| TASK |
Copy out all of the data exactly as it appears.
┌─ RECORD EXCERPTS
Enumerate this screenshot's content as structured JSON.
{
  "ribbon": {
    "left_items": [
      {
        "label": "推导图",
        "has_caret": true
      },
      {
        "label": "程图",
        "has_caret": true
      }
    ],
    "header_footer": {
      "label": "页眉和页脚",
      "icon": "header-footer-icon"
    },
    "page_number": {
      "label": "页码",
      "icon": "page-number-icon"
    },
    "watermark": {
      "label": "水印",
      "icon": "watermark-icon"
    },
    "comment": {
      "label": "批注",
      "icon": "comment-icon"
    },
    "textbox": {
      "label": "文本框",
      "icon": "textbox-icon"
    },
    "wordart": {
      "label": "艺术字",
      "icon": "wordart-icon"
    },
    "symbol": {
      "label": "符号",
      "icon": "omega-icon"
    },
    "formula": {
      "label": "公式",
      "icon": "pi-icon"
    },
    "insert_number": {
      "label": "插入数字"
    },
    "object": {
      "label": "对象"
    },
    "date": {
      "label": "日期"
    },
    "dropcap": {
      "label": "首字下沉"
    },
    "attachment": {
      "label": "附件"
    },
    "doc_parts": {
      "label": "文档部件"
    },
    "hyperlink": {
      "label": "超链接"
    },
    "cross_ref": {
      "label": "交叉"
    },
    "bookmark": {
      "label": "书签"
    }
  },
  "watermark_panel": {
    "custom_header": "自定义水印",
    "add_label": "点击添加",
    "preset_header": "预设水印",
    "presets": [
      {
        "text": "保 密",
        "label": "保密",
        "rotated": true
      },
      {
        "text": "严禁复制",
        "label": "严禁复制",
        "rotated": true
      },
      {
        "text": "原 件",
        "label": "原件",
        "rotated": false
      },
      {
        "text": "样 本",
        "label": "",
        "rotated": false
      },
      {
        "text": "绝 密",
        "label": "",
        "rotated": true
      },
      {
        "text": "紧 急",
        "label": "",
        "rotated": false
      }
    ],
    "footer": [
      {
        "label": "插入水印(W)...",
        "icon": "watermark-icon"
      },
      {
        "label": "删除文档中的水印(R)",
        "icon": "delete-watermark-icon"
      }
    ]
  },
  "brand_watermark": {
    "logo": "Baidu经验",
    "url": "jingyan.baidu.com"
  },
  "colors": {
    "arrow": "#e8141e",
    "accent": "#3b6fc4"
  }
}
└─
| SOLUTION FOR THIS TASK |
Enumerate this screenshot's content as structured JSON.
{
  "ribbon": {
    "left_items": [
      {
        "label": "推导图",
        "has_caret": true
      },
      {
        "label": "程图",
        "has_caret": true
      }
    ],
    "header_footer": {
      "label": "页眉和页脚",
      "icon": "header-footer-icon"
    },
    "page_number": {
      "label": "页码",
      "icon": "page-number-icon"
    },
    "watermark": {
      "label": "水印",
      "icon": "watermark-icon"
    },
    "comment": {
      "label": "批注",
      "icon": "comment-icon"
    },
    "textbox": {
      "label": "文本框",
      "icon": "textbox-icon"
    },
    "wordart": {
      "label": "艺术字",
      "icon": "wordart-icon"
    },
    "symbol": {
      "label": "符号",
      "icon": "omega-icon"
    },
    "formula": {
      "label": "公式",
      "icon": "pi-icon"
    },
    "insert_number": {
      "label": "插入数字"
    },
    "object": {
      "label": "对象"
    },
    "date": {
      "label": "日期"
    },
    "dropcap": {
      "label": "首字下沉"
    },
    "attachment": {
      "label": "附件"
    },
    "doc_parts": {
      "label": "文档部件"
    },
    "hyperlink": {
      "label": "超链接"
    },
    "cross_ref": {
      "label": "交叉"
    },
    "bookmark": {
      "label": "书签"
    }
  },
  "watermark_panel": {
    "custom_header": "自定义水印",
    "add_label": "点击添加",
    "preset_header": "预设水印",
    "presets": [
      {
        "text": "保 密",
        "label": "保密",
        "rotated": true
      },
      {
        "text": "严禁复制",
        "label": "严禁复制",
        "rotated": true
      },
      {
        "text": "原 件",
        "label": "原件",
        "rotated": false
      },
      {
        "text": "样 本",
        "label": "",
        "rotated": false
      },
      {
        "text": "绝 密",
        "label": "",
        "rotated": true
      },
      {
        "text": "紧 急",
        "label": "",
        "rotated": false
      }
    ],
    "footer": [
      {
        "label": "插入水印(W)...",
        "icon": "watermark-icon"
      },
      {
        "label": "删除文档中的水印(R)",
        "icon": "delete-watermark-icon"
      }
    ]
  },
  "brand_watermark": {
    "logo": "Baidu经验",
    "url": "jingyan.baidu.com"
  },
  "colors": {
    "arrow": "#e8141e",
    "accent": "#3b6fc4"
  }
}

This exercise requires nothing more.